Look through the material below and give the number of lines holding "whether", with no other words.

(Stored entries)
******

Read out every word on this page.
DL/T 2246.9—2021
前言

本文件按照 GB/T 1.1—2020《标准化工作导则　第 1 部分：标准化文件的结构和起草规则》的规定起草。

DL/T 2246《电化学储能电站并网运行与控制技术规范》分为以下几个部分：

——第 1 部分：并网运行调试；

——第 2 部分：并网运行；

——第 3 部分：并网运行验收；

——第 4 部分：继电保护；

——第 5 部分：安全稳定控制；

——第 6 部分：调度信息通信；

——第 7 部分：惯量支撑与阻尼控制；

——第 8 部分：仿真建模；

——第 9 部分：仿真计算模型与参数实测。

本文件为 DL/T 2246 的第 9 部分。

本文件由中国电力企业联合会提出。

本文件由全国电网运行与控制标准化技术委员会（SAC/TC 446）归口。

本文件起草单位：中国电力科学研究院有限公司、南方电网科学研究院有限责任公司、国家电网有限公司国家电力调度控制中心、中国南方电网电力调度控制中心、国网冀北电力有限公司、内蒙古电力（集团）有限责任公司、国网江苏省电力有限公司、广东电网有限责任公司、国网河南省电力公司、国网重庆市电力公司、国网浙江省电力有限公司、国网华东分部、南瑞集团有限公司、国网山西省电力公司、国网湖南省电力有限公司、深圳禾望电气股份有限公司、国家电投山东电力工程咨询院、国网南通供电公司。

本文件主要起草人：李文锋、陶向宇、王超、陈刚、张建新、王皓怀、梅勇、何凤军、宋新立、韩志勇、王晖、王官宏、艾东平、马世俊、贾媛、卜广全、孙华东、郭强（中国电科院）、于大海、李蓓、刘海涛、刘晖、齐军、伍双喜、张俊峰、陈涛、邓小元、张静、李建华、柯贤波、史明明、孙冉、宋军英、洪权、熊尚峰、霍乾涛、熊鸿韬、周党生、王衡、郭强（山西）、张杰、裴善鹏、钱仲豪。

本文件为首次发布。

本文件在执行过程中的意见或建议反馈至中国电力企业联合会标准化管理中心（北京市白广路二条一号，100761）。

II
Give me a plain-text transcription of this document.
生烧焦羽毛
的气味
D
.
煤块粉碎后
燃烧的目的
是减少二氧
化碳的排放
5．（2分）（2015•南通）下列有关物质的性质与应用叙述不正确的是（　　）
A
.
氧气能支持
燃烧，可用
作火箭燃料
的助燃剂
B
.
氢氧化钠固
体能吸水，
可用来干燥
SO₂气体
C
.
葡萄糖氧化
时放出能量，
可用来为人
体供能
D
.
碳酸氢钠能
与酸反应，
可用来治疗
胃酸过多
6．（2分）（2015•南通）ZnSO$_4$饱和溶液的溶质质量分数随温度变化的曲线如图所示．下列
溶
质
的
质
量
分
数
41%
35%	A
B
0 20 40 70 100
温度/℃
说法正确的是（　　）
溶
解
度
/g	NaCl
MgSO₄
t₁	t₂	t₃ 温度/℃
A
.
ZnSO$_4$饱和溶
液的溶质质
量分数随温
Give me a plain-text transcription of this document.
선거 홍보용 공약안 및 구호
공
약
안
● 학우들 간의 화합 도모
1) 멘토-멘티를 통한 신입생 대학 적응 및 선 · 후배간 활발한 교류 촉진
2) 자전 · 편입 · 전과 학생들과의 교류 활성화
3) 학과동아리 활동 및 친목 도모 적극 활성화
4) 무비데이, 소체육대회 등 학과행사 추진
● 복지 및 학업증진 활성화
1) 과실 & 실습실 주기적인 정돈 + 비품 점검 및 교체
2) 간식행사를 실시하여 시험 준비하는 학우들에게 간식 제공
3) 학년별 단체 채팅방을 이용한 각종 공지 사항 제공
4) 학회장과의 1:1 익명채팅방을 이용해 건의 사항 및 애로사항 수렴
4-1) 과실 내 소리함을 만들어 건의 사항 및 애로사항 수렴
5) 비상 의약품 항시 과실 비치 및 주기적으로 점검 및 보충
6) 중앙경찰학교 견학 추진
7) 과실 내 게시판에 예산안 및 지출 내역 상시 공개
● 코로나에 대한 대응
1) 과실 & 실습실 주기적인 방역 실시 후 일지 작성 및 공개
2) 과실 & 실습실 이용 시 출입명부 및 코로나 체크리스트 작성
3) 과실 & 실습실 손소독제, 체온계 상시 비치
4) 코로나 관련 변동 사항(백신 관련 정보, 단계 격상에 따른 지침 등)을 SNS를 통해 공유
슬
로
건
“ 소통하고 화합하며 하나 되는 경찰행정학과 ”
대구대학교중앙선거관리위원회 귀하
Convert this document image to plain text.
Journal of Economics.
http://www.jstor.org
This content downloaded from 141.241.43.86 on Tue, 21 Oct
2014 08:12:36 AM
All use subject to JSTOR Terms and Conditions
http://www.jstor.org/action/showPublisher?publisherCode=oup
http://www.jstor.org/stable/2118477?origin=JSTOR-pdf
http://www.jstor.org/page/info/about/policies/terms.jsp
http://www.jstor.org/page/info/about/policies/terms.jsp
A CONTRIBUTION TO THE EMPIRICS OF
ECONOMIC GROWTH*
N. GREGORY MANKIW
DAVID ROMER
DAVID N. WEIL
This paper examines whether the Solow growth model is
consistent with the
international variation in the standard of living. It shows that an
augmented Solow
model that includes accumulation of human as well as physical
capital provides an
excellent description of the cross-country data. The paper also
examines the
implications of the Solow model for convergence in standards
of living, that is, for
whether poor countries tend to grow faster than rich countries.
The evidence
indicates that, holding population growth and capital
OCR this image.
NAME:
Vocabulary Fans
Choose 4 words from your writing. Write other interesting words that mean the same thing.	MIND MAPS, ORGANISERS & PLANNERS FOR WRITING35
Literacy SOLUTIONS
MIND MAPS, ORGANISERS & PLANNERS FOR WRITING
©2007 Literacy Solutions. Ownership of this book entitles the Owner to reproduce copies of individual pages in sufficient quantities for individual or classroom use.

******

Solution to the exercise: 2